Select the lines of the records containing the word "Mobile" and list them.

■ ■ ■ ■

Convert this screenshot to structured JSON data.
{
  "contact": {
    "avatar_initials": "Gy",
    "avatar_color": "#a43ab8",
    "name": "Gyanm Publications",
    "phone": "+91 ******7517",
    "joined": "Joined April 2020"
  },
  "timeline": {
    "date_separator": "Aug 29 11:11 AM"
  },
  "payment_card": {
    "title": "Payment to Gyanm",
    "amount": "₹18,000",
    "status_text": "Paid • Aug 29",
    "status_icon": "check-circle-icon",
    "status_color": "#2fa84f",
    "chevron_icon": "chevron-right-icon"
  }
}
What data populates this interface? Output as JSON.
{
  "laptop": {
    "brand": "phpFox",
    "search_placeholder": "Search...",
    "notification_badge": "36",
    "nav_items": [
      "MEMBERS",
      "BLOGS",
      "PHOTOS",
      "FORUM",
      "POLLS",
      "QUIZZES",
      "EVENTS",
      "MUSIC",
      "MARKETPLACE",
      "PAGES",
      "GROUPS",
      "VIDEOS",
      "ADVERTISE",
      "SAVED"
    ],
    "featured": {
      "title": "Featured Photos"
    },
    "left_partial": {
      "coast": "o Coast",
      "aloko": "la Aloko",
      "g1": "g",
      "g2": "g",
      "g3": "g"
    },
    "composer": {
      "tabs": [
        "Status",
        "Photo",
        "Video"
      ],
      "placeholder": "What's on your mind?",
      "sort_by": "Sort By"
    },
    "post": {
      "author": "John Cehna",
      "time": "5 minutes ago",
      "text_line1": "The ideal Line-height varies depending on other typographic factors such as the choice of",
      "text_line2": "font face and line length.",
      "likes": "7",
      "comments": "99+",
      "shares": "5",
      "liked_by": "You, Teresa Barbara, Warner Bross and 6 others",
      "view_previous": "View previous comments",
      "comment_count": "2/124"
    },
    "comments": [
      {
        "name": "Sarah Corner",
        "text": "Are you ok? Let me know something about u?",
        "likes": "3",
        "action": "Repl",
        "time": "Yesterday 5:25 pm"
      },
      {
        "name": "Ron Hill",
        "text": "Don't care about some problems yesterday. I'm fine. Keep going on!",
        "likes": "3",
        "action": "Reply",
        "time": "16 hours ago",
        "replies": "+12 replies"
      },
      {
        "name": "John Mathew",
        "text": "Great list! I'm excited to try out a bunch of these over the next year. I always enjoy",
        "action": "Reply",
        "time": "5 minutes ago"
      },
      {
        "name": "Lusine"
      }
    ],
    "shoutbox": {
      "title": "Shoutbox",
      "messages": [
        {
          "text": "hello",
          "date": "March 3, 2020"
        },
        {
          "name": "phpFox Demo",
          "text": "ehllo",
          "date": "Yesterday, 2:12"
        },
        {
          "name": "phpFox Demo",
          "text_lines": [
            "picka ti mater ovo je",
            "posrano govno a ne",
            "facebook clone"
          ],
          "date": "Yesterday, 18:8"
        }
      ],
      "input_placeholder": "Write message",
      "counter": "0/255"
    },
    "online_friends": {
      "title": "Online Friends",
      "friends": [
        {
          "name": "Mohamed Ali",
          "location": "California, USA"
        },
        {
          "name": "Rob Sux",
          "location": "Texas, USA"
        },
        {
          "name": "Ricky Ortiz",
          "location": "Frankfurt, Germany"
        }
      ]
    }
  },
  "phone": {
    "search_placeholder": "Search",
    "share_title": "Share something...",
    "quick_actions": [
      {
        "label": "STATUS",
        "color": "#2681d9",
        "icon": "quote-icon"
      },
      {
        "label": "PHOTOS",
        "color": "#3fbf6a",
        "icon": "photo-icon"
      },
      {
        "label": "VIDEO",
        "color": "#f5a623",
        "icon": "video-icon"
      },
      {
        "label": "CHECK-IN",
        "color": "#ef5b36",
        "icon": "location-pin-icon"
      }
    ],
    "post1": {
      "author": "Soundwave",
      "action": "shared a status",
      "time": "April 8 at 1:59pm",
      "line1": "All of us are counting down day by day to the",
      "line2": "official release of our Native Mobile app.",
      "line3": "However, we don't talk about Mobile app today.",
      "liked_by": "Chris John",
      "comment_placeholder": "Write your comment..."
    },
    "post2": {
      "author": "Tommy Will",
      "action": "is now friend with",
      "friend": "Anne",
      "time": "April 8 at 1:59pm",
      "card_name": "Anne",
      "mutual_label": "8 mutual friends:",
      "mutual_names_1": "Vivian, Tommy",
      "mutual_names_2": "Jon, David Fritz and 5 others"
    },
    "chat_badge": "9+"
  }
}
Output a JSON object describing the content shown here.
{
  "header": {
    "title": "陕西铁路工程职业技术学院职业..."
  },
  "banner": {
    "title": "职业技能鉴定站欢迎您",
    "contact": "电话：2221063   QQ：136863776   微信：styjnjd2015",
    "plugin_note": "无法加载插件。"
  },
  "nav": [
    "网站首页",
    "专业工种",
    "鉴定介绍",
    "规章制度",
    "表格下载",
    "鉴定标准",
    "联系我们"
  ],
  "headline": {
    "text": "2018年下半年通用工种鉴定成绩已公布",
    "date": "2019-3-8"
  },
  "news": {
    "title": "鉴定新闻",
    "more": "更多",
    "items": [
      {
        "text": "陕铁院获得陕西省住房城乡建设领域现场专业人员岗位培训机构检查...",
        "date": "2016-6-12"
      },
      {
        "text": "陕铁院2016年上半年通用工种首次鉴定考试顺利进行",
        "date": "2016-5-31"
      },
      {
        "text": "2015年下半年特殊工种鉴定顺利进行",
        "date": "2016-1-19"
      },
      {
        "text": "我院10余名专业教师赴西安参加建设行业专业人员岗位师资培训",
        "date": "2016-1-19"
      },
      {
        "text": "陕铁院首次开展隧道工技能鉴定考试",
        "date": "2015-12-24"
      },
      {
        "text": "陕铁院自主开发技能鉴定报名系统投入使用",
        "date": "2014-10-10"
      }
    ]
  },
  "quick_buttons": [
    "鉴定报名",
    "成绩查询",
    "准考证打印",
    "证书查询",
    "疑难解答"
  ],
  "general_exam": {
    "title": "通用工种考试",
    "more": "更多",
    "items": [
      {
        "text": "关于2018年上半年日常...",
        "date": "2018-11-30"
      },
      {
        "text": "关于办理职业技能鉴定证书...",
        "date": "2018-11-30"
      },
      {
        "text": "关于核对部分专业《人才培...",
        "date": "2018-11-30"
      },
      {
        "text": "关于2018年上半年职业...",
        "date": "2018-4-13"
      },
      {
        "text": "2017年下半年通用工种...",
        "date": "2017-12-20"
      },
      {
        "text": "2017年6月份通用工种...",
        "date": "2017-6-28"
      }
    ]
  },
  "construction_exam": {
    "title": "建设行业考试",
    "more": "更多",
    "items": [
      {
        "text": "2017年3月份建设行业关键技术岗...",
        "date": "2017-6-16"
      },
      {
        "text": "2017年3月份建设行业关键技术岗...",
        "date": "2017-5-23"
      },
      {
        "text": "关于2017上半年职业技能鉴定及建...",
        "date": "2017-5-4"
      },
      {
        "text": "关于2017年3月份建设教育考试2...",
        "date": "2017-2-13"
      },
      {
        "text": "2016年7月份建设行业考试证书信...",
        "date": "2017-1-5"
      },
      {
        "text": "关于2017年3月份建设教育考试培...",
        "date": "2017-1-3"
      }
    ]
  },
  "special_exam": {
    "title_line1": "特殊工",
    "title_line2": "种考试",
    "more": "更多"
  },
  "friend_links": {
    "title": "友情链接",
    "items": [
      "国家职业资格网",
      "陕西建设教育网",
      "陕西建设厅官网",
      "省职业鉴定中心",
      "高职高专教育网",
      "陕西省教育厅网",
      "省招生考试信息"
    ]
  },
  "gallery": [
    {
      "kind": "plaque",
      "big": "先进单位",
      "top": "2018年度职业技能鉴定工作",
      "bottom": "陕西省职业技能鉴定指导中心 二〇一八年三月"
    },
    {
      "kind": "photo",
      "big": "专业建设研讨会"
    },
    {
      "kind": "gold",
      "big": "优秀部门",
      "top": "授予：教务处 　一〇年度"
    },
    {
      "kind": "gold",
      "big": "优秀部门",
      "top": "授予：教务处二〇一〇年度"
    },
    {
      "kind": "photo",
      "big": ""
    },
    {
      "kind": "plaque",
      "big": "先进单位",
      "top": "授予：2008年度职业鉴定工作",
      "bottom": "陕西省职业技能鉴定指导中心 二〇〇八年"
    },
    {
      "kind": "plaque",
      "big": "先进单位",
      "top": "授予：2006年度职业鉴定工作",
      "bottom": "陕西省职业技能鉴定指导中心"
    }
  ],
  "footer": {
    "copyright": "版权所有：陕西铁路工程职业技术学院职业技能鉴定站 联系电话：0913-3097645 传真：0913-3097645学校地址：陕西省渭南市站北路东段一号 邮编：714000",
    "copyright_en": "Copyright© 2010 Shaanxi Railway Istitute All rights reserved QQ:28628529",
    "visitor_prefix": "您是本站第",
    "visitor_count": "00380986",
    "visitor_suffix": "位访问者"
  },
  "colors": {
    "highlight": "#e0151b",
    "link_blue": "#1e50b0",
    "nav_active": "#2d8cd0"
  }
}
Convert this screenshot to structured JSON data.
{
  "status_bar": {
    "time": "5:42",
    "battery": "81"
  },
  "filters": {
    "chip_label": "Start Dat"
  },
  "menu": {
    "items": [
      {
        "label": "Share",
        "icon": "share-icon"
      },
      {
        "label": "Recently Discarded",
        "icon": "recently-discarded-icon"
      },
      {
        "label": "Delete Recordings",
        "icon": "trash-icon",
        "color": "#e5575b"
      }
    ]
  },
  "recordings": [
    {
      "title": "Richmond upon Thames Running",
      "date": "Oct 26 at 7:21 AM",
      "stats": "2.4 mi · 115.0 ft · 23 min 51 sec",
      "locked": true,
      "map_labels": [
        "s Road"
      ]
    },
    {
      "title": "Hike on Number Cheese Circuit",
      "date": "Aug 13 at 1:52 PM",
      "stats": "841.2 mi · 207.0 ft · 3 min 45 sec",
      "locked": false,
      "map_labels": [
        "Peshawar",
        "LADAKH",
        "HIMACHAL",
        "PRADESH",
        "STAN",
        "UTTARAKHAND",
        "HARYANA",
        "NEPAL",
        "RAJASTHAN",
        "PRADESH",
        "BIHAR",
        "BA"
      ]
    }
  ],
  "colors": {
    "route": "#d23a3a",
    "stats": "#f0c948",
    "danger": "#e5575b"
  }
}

■ ■ ■ ■

**Answer for this exercise:**
      "line2": "official release of our Native Mobile app.",
      "line3": "However, we don't talk about Mobile app today.",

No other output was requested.